DATA IN THIS EXERCISE:
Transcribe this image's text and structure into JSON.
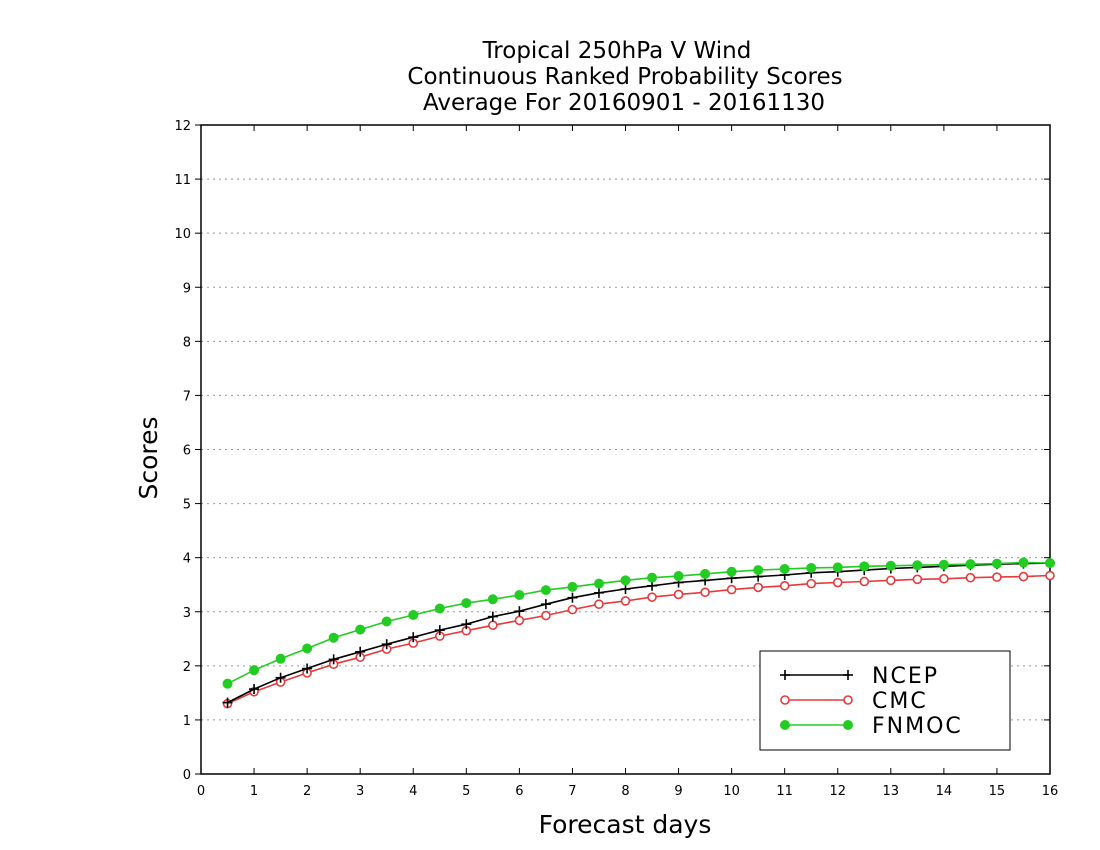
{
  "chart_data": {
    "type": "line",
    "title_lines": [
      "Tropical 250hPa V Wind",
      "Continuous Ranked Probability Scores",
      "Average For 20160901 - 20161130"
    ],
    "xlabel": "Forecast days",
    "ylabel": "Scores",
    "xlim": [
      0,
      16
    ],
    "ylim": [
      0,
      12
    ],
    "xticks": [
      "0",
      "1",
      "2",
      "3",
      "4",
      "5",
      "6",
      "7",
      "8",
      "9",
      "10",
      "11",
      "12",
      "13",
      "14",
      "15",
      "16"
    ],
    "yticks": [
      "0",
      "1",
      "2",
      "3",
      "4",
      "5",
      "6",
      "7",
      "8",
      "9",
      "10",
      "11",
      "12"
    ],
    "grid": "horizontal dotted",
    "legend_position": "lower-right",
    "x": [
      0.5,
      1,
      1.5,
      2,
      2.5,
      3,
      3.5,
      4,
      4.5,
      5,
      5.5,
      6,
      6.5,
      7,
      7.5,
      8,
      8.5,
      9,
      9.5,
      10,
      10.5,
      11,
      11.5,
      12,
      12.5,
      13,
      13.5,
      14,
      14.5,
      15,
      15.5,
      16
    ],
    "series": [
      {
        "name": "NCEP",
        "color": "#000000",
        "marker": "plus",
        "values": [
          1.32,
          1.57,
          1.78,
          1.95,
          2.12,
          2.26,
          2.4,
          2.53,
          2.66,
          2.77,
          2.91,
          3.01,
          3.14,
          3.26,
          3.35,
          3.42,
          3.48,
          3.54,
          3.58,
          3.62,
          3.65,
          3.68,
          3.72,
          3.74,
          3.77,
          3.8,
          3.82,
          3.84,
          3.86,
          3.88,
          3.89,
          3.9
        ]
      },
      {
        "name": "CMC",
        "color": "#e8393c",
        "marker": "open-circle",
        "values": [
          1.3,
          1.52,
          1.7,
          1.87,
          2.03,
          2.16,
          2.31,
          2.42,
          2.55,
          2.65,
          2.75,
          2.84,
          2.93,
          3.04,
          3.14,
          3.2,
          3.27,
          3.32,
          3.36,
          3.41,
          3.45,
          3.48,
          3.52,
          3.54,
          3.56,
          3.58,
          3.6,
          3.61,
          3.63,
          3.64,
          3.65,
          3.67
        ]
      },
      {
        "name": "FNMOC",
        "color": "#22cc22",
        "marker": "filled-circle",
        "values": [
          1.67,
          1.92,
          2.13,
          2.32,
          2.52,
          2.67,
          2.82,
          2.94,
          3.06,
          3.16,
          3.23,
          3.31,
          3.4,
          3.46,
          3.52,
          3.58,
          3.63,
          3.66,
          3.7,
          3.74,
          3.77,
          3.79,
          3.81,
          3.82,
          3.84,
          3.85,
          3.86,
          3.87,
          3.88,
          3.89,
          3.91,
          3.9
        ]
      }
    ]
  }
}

---

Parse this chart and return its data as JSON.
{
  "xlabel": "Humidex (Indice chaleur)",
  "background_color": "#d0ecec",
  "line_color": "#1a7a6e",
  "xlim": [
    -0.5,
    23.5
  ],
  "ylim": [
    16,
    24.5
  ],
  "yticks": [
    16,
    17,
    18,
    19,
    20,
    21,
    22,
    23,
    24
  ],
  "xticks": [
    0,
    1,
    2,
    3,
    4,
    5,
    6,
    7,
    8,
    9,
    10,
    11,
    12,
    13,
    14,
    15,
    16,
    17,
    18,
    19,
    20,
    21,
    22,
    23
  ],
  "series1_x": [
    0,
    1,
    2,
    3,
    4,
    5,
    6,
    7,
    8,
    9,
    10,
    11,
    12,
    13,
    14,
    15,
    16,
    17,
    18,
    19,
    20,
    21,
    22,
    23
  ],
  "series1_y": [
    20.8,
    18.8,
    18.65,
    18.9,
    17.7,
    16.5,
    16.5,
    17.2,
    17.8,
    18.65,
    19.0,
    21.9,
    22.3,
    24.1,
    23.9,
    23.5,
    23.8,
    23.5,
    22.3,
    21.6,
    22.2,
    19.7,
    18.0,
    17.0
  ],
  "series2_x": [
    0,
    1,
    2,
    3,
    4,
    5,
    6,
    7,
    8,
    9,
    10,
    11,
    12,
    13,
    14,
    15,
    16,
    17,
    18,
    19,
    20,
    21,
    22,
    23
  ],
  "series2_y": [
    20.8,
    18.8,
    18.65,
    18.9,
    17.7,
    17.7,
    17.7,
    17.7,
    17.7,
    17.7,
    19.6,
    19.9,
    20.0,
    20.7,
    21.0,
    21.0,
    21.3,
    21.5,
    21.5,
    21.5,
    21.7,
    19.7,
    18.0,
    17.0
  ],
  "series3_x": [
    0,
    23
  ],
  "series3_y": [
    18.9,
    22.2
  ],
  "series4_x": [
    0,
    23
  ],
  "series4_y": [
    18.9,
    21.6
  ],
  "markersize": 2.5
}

DIRECTIONS:
Pull out every line holding "JSON" from the records above, and copy it.

WRITTEN REPLY:
Transcribe this image's text and structure into JSON.
Parse this chart and return its data as JSON.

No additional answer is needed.